SET PROBLEM
Please gather and copy out every line below that contains the word "List", matching case exactly.

-- begin RECORDS TO USE --

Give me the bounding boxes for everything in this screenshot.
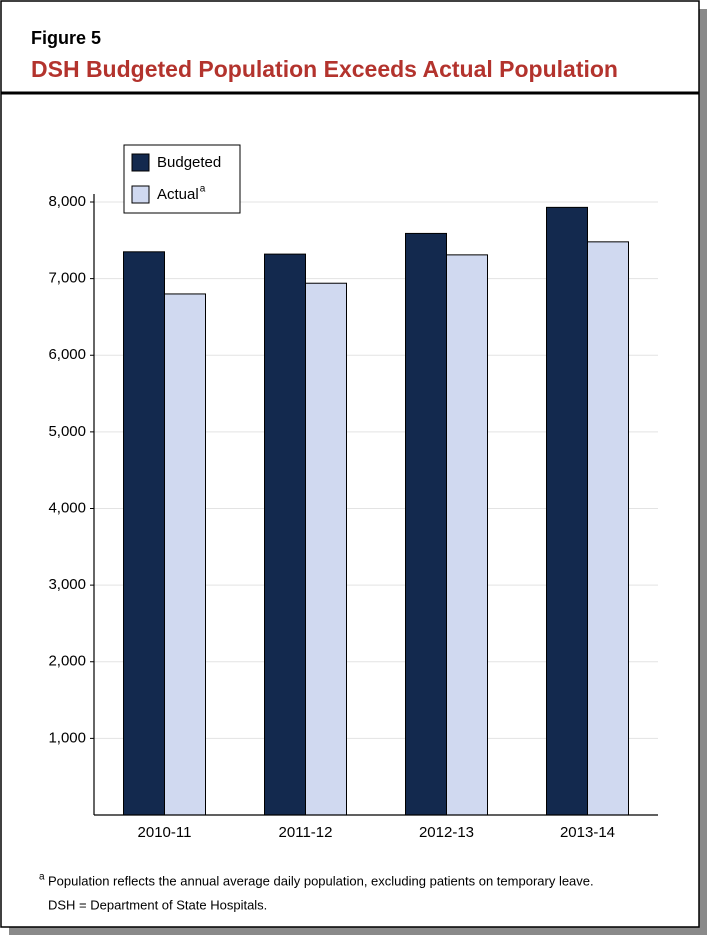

-- end RECORDS TO USE --
-- begin RECORDS TO USE --

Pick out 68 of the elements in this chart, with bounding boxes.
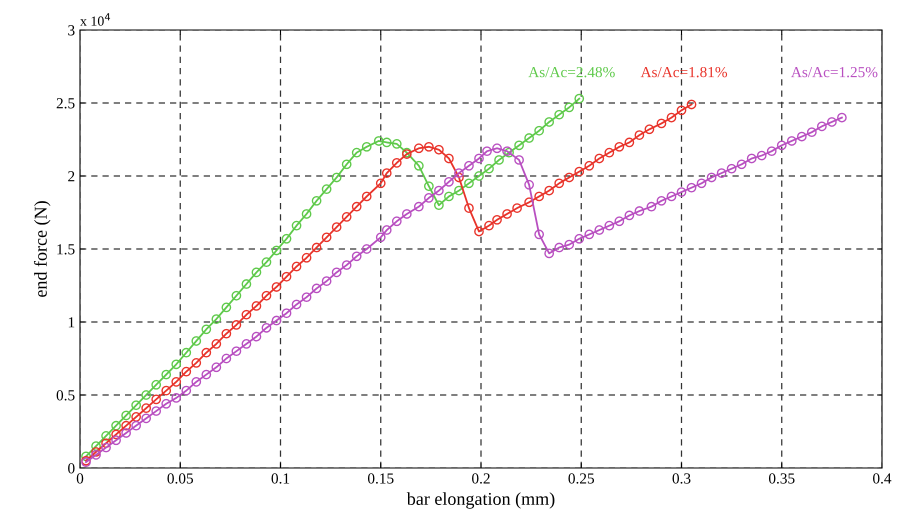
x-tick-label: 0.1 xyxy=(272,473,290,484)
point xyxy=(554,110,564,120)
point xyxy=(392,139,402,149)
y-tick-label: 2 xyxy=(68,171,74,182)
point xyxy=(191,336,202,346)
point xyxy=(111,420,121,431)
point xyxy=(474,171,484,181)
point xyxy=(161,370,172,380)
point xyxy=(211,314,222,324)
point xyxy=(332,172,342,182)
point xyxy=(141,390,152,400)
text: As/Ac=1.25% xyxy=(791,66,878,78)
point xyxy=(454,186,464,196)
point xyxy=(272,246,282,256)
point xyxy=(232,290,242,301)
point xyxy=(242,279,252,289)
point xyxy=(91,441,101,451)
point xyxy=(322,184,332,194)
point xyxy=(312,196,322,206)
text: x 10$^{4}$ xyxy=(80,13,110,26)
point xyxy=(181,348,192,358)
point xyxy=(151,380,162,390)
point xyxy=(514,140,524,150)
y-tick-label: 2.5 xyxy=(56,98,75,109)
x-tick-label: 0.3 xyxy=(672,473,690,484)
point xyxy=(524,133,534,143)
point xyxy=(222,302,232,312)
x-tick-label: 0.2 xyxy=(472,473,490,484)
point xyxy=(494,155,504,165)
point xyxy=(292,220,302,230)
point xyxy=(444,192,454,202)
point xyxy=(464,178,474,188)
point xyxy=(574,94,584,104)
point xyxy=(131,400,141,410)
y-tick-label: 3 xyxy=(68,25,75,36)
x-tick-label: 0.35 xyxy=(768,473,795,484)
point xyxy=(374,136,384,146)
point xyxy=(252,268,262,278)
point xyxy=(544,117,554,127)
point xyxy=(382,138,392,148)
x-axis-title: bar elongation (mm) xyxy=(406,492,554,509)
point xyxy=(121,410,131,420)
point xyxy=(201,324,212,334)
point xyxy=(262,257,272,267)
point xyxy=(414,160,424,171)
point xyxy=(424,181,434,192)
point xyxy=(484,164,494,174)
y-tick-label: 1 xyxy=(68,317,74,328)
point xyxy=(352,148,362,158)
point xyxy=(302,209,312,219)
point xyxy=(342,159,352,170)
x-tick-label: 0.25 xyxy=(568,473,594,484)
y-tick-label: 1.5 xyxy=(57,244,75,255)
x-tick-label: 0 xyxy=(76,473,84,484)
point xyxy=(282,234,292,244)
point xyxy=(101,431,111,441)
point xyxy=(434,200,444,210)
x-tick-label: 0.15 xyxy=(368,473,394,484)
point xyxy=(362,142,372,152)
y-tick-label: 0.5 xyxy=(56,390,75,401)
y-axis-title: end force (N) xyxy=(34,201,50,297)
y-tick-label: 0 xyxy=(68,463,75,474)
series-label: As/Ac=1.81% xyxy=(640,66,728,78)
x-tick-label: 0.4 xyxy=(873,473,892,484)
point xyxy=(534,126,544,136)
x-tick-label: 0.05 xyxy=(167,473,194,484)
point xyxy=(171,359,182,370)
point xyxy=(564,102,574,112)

-- end RECORDS TO USE --
-- begin RECORDS TO USE --

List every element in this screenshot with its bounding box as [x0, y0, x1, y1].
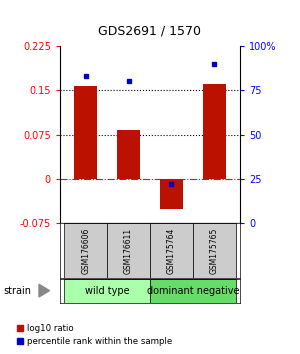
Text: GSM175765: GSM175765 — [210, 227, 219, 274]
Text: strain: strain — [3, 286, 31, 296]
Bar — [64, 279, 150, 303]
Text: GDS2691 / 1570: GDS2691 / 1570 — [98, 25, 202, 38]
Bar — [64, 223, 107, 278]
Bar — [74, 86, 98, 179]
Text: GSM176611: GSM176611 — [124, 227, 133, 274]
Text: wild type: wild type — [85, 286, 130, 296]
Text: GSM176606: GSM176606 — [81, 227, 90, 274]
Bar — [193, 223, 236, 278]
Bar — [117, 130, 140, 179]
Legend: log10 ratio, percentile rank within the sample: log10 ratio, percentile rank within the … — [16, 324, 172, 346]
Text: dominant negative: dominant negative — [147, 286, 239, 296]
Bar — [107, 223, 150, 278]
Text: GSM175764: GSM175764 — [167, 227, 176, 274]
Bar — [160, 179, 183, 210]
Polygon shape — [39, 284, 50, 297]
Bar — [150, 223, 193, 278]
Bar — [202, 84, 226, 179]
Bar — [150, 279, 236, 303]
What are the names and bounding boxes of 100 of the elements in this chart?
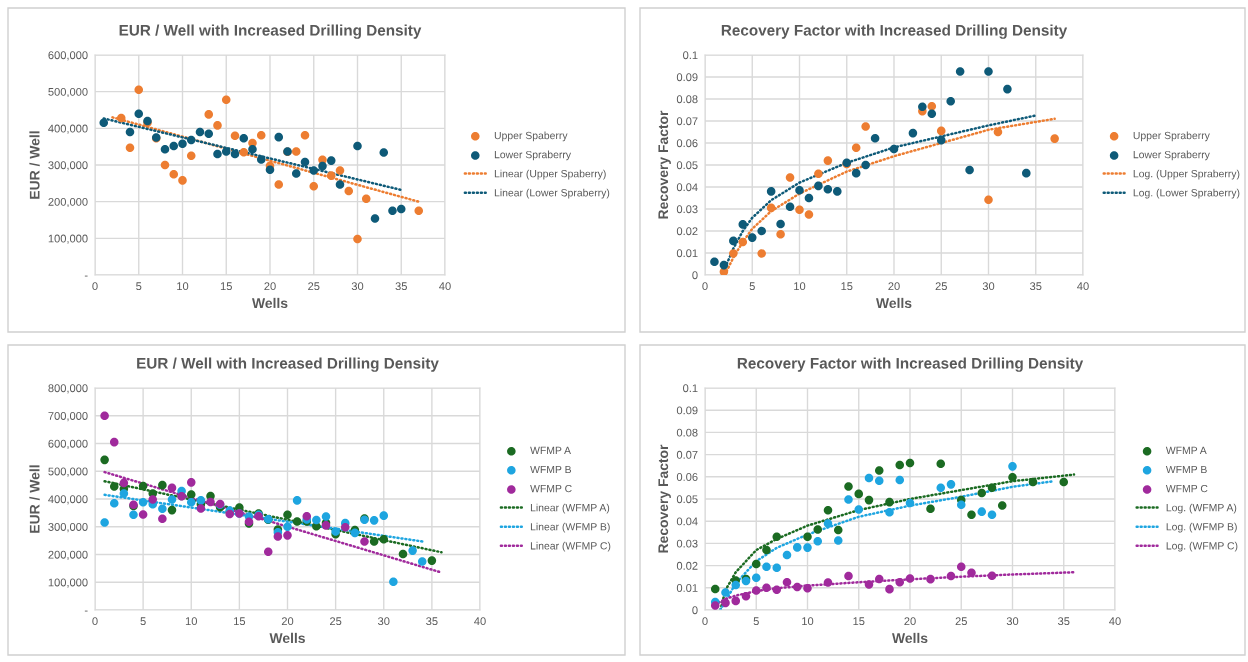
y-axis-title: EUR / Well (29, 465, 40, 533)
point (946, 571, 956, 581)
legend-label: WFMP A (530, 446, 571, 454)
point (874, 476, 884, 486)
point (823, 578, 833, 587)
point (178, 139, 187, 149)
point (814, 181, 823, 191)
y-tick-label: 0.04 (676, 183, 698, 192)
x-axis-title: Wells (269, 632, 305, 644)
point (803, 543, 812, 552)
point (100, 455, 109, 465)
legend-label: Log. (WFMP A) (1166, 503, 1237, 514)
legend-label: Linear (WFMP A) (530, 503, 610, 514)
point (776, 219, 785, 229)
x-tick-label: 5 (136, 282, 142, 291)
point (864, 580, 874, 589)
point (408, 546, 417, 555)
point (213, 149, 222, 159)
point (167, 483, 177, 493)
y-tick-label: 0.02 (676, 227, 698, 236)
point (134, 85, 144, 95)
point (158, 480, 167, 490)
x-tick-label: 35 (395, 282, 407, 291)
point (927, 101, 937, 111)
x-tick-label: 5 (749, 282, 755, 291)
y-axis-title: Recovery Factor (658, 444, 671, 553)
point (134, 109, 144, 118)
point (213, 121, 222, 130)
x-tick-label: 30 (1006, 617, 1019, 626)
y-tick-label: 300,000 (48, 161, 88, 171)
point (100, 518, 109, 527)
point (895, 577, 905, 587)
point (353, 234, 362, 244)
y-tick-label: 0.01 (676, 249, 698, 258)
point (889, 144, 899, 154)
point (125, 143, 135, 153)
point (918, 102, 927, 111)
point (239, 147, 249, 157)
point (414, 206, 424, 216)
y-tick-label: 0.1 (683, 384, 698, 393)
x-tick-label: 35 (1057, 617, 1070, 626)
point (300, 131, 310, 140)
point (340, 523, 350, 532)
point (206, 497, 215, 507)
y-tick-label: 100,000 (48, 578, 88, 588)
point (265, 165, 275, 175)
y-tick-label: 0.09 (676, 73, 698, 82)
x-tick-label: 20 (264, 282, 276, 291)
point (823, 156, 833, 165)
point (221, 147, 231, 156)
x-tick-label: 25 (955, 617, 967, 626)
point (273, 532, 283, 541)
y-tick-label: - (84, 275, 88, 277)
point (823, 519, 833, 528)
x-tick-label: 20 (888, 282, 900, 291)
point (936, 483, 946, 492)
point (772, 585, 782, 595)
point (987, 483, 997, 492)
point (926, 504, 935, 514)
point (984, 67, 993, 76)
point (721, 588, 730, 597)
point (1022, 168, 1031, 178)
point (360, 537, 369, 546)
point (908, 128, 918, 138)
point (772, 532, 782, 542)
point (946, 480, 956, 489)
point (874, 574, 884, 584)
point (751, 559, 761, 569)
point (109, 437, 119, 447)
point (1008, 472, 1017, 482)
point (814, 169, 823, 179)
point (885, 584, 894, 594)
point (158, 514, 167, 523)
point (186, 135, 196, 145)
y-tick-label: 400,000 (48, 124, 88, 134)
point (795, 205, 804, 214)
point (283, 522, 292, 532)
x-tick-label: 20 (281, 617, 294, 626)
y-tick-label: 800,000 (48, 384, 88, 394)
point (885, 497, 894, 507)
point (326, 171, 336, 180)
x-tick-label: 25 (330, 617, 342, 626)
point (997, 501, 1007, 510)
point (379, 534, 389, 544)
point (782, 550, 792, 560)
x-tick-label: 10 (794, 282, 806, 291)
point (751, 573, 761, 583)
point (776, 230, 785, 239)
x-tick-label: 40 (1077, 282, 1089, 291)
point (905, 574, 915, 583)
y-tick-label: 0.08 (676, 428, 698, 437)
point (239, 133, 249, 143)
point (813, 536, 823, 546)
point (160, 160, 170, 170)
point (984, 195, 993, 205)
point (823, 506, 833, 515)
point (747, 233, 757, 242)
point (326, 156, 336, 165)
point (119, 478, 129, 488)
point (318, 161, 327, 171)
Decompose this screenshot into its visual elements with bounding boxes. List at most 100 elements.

-- end RECORDS TO USE --

WRITTEN SOLUTION
List every element in this screenshot with its bounding box as [x0, y0, x1, y1].
Decompose this screenshot into its visual elements with bounding boxes. List at most 100 elements.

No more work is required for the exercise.